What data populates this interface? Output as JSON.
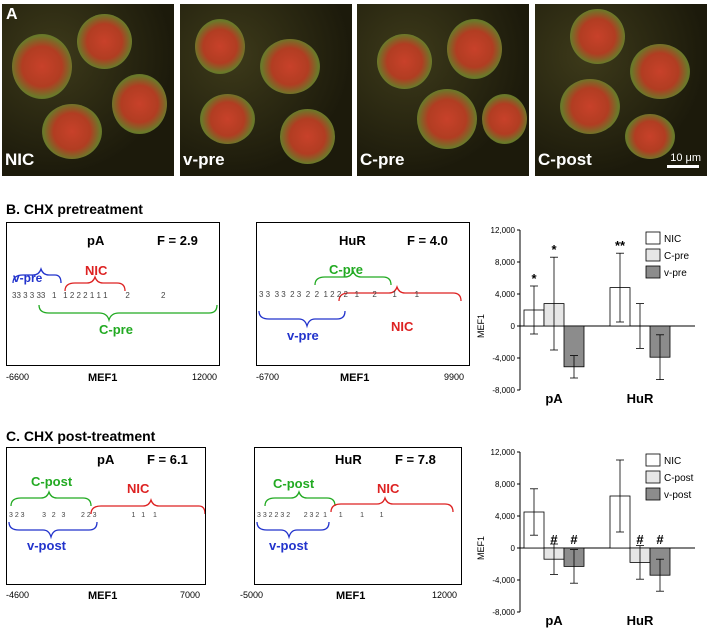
{
  "panel_a": {
    "letter": "A",
    "images": [
      {
        "label": "NIC"
      },
      {
        "label": "v-pre"
      },
      {
        "label": "C-pre"
      },
      {
        "label": "C-post",
        "scale": "10 μm"
      }
    ]
  },
  "section_b": {
    "title": "B. CHX pretreatment"
  },
  "section_c": {
    "title": "C. CHX post-treatment"
  },
  "plots": [
    {
      "id": "b-pa",
      "title": "pA",
      "f": "F = 2.9",
      "xlabel": "MEF1",
      "xmin": "-6600",
      "xmax": "12000",
      "digits": "33 3 3 33   1   1 2 2 2 1 1 1        2              2",
      "groups": [
        {
          "label": "v-pre",
          "color": "#2233cc"
        },
        {
          "label": "NIC",
          "color": "#dd2222"
        },
        {
          "label": "C-pre",
          "color": "#22aa22"
        }
      ]
    },
    {
      "id": "b-hur",
      "title": "HuR",
      "f": "F = 4.0",
      "xlabel": "MEF1",
      "xmin": "-6700",
      "xmax": "9900",
      "digits": "3 3  3 3  2 3  2  2  1 2 2 2   1      2       1        1",
      "groups": [
        {
          "label": "C-pre",
          "color": "#22aa22"
        },
        {
          "label": "v-pre",
          "color": "#2233cc"
        },
        {
          "label": "NIC",
          "color": "#dd2222"
        }
      ]
    },
    {
      "id": "c-pa",
      "title": "pA",
      "f": "F = 6.1",
      "xlabel": "MEF1",
      "xmin": "-4600",
      "xmax": "7000",
      "digits": "3 2 3         3   2   3        2 2 3                  1   1    1",
      "groups": [
        {
          "label": "C-post",
          "color": "#22aa22"
        },
        {
          "label": "NIC",
          "color": "#dd2222"
        },
        {
          "label": "v-post",
          "color": "#2233cc"
        }
      ]
    },
    {
      "id": "c-hur",
      "title": "HuR",
      "f": "F = 7.8",
      "xlabel": "MEF1",
      "xmin": "-5000",
      "xmax": "12000",
      "digits": "3 3 2 2 3 2       2 3 2  1      1         1        1",
      "groups": [
        {
          "label": "C-post",
          "color": "#22aa22"
        },
        {
          "label": "NIC",
          "color": "#dd2222"
        },
        {
          "label": "v-post",
          "color": "#2233cc"
        }
      ]
    }
  ],
  "chart_data": [
    {
      "type": "bar",
      "title": "CHX pretreatment",
      "ylabel": "MEF1",
      "ylim": [
        -8000,
        12000
      ],
      "yticks": [
        "12,000",
        "8,000",
        "4,000",
        "0",
        "-4,000",
        "-8,000"
      ],
      "categories": [
        "pA",
        "HuR"
      ],
      "series": [
        {
          "name": "NIC",
          "color": "#ffffff",
          "values": [
            2000,
            4800
          ],
          "errors": [
            3000,
            4300
          ],
          "marks": [
            "*",
            "**"
          ]
        },
        {
          "name": "C-pre",
          "color": "#e6e6e6",
          "values": [
            2800,
            0
          ],
          "errors": [
            5800,
            2800
          ],
          "marks": [
            "*",
            ""
          ]
        },
        {
          "name": "v-pre",
          "color": "#8c8c8c",
          "values": [
            -5100,
            -3900
          ],
          "errors": [
            1400,
            2800
          ],
          "marks": [
            "",
            ""
          ]
        }
      ],
      "legend": "top-right"
    },
    {
      "type": "bar",
      "title": "CHX post-treatment",
      "ylabel": "MEF1",
      "ylim": [
        -8000,
        12000
      ],
      "yticks": [
        "12,000",
        "8,000",
        "4,000",
        "0",
        "-4,000",
        "-8,000"
      ],
      "categories": [
        "pA",
        "HuR"
      ],
      "series": [
        {
          "name": "NIC",
          "color": "#ffffff",
          "values": [
            4500,
            6500
          ],
          "errors": [
            2900,
            4500
          ],
          "marks": [
            "",
            ""
          ]
        },
        {
          "name": "C-post",
          "color": "#e6e6e6",
          "values": [
            -1400,
            -1800
          ],
          "errors": [
            1900,
            2100
          ],
          "marks": [
            "#",
            "#"
          ]
        },
        {
          "name": "v-post",
          "color": "#8c8c8c",
          "values": [
            -2300,
            -3400
          ],
          "errors": [
            2100,
            2000
          ],
          "marks": [
            "#",
            "#"
          ]
        }
      ],
      "legend": "top-right"
    }
  ]
}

------

* _GIVEN REQUEST_:
Gather from the data above every line with the string "pretreatment".

* _FINAL ANSWER_:
    "title": "B. CHX pretreatment"
      "title": "CHX pretreatment",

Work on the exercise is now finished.